*Stated task*: Quote every line of the material beneath this one.

*A block of data*:
begin
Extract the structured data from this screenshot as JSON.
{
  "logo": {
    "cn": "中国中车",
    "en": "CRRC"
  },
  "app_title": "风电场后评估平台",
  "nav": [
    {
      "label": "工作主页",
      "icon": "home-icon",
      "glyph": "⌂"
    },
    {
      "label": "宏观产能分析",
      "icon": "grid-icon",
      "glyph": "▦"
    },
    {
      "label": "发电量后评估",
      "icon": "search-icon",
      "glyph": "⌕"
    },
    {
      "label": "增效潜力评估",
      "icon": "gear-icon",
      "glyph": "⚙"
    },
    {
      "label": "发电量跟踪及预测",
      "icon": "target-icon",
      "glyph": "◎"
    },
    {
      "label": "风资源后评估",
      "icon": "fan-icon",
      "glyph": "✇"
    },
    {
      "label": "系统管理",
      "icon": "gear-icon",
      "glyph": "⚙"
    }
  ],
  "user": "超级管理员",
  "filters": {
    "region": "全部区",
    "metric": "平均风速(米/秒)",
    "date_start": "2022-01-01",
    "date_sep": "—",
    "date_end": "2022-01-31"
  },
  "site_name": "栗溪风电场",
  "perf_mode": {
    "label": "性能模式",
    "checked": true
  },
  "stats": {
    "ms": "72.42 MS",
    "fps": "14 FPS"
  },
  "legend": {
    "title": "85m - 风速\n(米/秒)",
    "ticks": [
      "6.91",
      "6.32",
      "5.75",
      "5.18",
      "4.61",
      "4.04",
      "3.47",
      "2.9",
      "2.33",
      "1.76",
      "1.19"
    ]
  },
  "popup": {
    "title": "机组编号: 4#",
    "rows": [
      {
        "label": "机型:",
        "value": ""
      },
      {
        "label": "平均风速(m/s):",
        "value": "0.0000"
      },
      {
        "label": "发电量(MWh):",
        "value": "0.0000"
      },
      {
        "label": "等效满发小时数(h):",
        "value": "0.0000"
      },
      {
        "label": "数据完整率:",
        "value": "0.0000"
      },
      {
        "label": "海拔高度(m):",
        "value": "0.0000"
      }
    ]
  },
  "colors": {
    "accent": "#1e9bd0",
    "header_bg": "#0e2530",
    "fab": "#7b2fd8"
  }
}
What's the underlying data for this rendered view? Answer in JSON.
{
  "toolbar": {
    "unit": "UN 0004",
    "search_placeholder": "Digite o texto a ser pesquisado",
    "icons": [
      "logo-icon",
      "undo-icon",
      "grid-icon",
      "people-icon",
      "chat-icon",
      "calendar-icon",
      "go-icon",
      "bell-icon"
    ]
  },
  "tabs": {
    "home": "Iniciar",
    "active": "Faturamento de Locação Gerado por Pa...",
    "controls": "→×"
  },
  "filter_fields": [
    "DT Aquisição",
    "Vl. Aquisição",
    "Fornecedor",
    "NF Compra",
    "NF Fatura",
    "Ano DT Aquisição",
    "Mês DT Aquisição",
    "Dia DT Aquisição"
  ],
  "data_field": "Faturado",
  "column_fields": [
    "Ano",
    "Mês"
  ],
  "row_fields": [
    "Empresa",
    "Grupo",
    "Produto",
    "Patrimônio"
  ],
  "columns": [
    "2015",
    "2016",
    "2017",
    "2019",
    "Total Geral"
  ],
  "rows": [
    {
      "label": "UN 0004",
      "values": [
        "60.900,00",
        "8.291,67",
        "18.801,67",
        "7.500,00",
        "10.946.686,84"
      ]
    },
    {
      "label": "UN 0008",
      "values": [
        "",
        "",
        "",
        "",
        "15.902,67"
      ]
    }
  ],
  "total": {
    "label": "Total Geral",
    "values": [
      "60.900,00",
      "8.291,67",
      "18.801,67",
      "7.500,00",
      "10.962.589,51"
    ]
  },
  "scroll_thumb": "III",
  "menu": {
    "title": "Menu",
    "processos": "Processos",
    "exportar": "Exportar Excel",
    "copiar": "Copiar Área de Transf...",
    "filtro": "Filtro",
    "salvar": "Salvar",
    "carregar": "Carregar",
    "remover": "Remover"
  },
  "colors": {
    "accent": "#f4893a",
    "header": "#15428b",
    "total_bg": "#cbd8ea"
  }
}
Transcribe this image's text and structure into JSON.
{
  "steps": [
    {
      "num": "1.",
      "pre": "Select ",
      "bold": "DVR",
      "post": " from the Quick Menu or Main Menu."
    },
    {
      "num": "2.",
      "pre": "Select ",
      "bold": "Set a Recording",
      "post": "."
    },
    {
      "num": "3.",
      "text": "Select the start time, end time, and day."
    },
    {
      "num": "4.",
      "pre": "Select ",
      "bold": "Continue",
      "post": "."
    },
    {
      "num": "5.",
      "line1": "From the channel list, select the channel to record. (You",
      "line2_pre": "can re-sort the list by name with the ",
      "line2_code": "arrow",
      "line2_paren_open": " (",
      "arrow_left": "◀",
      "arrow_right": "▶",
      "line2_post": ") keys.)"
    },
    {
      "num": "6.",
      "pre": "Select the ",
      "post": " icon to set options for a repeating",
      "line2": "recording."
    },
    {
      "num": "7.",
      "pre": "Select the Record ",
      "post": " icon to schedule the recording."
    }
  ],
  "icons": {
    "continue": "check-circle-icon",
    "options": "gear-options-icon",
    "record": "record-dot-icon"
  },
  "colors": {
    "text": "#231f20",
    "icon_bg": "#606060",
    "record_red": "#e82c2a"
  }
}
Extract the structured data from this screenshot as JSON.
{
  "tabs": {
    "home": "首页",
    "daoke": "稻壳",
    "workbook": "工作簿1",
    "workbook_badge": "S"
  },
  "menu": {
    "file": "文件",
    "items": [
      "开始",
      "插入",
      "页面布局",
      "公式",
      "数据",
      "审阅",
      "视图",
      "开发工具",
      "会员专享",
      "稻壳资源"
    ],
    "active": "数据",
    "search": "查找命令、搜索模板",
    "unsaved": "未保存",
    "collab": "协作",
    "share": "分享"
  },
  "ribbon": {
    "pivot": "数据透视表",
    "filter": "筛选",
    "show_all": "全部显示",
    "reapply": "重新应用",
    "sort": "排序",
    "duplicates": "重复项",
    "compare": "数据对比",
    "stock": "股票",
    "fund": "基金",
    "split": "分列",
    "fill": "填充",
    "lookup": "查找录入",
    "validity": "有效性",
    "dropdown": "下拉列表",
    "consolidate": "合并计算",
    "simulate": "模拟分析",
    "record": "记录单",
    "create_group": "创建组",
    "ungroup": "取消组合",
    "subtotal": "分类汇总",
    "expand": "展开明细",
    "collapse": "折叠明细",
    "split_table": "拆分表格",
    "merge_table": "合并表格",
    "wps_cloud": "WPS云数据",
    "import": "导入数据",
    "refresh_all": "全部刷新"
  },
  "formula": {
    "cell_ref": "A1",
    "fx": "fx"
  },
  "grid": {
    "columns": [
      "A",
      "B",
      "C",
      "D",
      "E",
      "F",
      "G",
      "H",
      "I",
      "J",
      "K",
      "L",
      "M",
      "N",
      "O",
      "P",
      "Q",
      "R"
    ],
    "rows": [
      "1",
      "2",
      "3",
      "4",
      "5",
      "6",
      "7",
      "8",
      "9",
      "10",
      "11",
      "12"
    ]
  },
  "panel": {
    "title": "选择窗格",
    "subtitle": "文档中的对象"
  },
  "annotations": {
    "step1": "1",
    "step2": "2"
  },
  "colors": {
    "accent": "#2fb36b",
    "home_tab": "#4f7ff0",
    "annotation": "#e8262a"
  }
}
end
*Reply*:
Extract the structured data from this screenshot as JSON.
{
  "logo": {
    "cn": "中国中车",
    "en": "CRRC"
  },
  "app_title": "风电场后评估平台",
  "nav": [
    {
      "label": "工作主页",
      "icon": "home-icon",
      "glyph": "⌂"
    },
    {
      "label": "宏观产能分析",
      "icon": "grid-icon",
      "glyph": "▦"
    },
    {
      "label": "发电量后评估",
      "icon": "search-icon",
      "glyph": "⌕"
    },
    {
      "label": "增效潜力评估",
      "icon": "gear-icon",
      "glyph": "⚙"
    },
    {
      "label": "发电量跟踪及预测",
      "icon": "target-icon",
      "glyph": "◎"
    },
    {
      "label": "风资源后评估",
      "icon": "fan-icon",
      "glyph": "✇"
    },
    {
      "label": "系统管理",
      "icon": "gear-icon",
      "glyph": "⚙"
    }
  ],
  "user": "超级管理员",
  "filters": {
    "region": "全部区",
    "metric": "平均风速(米/秒)",
    "date_start": "2022-01-01",
    "date_sep": "—",
    "date_end": "2022-01-31"
  },
  "site_name": "栗溪风电场",
  "perf_mode": {
    "label": "性能模式",
    "checked": true
  },
  "stats": {
    "ms": "72.42 MS",
    "fps": "14 FPS"
  },
  "legend": {
    "title": "85m - 风速\n(米/秒)",
    "ticks": [
      "6.91",
      "6.32",
      "5.75",
      "5.18",
      "4.61",
      "4.04",
      "3.47",
      "2.9",
      "2.33",
      "1.76",
      "1.19"
    ]
  },
  "popup": {
    "title": "机组编号: 4#",
    "rows": [
      {
        "label": "机型:",
        "value": ""
      },
      {
        "label": "平均风速(m/s):",
        "value": "0.0000"
      },
      {
        "label": "发电量(MWh):",
        "value": "0.0000"
      },
      {
        "label": "等效满发小时数(h):",
        "value": "0.0000"
      },
      {
        "label": "数据完整率:",
        "value": "0.0000"
      },
      {
        "label": "海拔高度(m):",
        "value": "0.0000"
      }
    ]
  },
  "colors": {
    "accent": "#1e9bd0",
    "header_bg": "#0e2530",
    "fab": "#7b2fd8"
  }
}
What's the underlying data for this rendered view? Answer in JSON.
{
  "toolbar": {
    "unit": "UN 0004",
    "search_placeholder": "Digite o texto a ser pesquisado",
    "icons": [
      "logo-icon",
      "undo-icon",
      "grid-icon",
      "people-icon",
      "chat-icon",
      "calendar-icon",
      "go-icon",
      "bell-icon"
    ]
  },
  "tabs": {
    "home": "Iniciar",
    "active": "Faturamento de Locação Gerado por Pa...",
    "controls": "→×"
  },
  "filter_fields": [
    "DT Aquisição",
    "Vl. Aquisição",
    "Fornecedor",
    "NF Compra",
    "NF Fatura",
    "Ano DT Aquisição",
    "Mês DT Aquisição",
    "Dia DT Aquisição"
  ],
  "data_field": "Faturado",
  "column_fields": [
    "Ano",
    "Mês"
  ],
  "row_fields": [
    "Empresa",
    "Grupo",
    "Produto",
    "Patrimônio"
  ],
  "columns": [
    "2015",
    "2016",
    "2017",
    "2019",
    "Total Geral"
  ],
  "rows": [
    {
      "label": "UN 0004",
      "values": [
        "60.900,00",
        "8.291,67",
        "18.801,67",
        "7.500,00",
        "10.946.686,84"
      ]
    },
    {
      "label": "UN 0008",
      "values": [
        "",
        "",
        "",
        "",
        "15.902,67"
      ]
    }
  ],
  "total": {
    "label": "Total Geral",
    "values": [
      "60.900,00",
      "8.291,67",
      "18.801,67",
      "7.500,00",
      "10.962.589,51"
    ]
  },
  "scroll_thumb": "III",
  "menu": {
    "title": "Menu",
    "processos": "Processos",
    "exportar": "Exportar Excel",
    "copiar": "Copiar Área de Transf...",
    "filtro": "Filtro",
    "salvar": "Salvar",
    "carregar": "Carregar",
    "remover": "Remover"
  },
  "colors": {
    "accent": "#f4893a",
    "header": "#15428b",
    "total_bg": "#cbd8ea"
  }
}
Transcribe this image's text and structure into JSON.
{
  "steps": [
    {
      "num": "1.",
      "pre": "Select ",
      "bold": "DVR",
      "post": " from the Quick Menu or Main Menu."
    },
    {
      "num": "2.",
      "pre": "Select ",
      "bold": "Set a Recording",
      "post": "."
    },
    {
      "num": "3.",
      "text": "Select the start time, end time, and day."
    },
    {
      "num": "4.",
      "pre": "Select ",
      "bold": "Continue",
      "post": "."
    },
    {
      "num": "5.",
      "line1": "From the channel list, select the channel to record. (You",
      "line2_pre": "can re-sort the list by name with the ",
      "line2_code": "arrow",
      "line2_paren_open": " (",
      "arrow_left": "◀",
      "arrow_right": "▶",
      "line2_post": ") keys.)"
    },
    {
      "num": "6.",
      "pre": "Select the ",
      "post": " icon to set options for a repeating",
      "line2": "recording."
    },
    {
      "num": "7.",
      "pre": "Select the Record ",
      "post": " icon to schedule the recording."
    }
  ],
  "icons": {
    "continue": "check-circle-icon",
    "options": "gear-options-icon",
    "record": "record-dot-icon"
  },
  "colors": {
    "text": "#231f20",
    "icon_bg": "#606060",
    "record_red": "#e82c2a"
  }
}
Extract the structured data from this screenshot as JSON.
{
  "tabs": {
    "home": "首页",
    "daoke": "稻壳",
    "workbook": "工作簿1",
    "workbook_badge": "S"
  },
  "menu": {
    "file": "文件",
    "items": [
      "开始",
      "插入",
      "页面布局",
      "公式",
      "数据",
      "审阅",
      "视图",
      "开发工具",
      "会员专享",
      "稻壳资源"
    ],
    "active": "数据",
    "search": "查找命令、搜索模板",
    "unsaved": "未保存",
    "collab": "协作",
    "share": "分享"
  },
  "ribbon": {
    "pivot": "数据透视表",
    "filter": "筛选",
    "show_all": "全部显示",
    "reapply": "重新应用",
    "sort": "排序",
    "duplicates": "重复项",
    "compare": "数据对比",
    "stock": "股票",
    "fund": "基金",
    "split": "分列",
    "fill": "填充",
    "lookup": "查找录入",
    "validity": "有效性",
    "dropdown": "下拉列表",
    "consolidate": "合并计算",
    "simulate": "模拟分析",
    "record": "记录单",
    "create_group": "创建组",
    "ungroup": "取消组合",
    "subtotal": "分类汇总",
    "expand": "展开明细",
    "collapse": "折叠明细",
    "split_table": "拆分表格",
    "merge_table": "合并表格",
    "wps_cloud": "WPS云数据",
    "import": "导入数据",
    "refresh_all": "全部刷新"
  },
  "formula": {
    "cell_ref": "A1",
    "fx": "fx"
  },
  "grid": {
    "columns": [
      "A",
      "B",
      "C",
      "D",
      "E",
      "F",
      "G",
      "H",
      "I",
      "J",
      "K",
      "L",
      "M",
      "N",
      "O",
      "P",
      "Q",
      "R"
    ],
    "rows": [
      "1",
      "2",
      "3",
      "4",
      "5",
      "6",
      "7",
      "8",
      "9",
      "10",
      "11",
      "12"
    ]
  },
  "panel": {
    "title": "选择窗格",
    "subtitle": "文档中的对象"
  },
  "annotations": {
    "step1": "1",
    "step2": "2"
  },
  "colors": {
    "accent": "#2fb36b",
    "home_tab": "#4f7ff0",
    "annotation": "#e8262a"
  }
}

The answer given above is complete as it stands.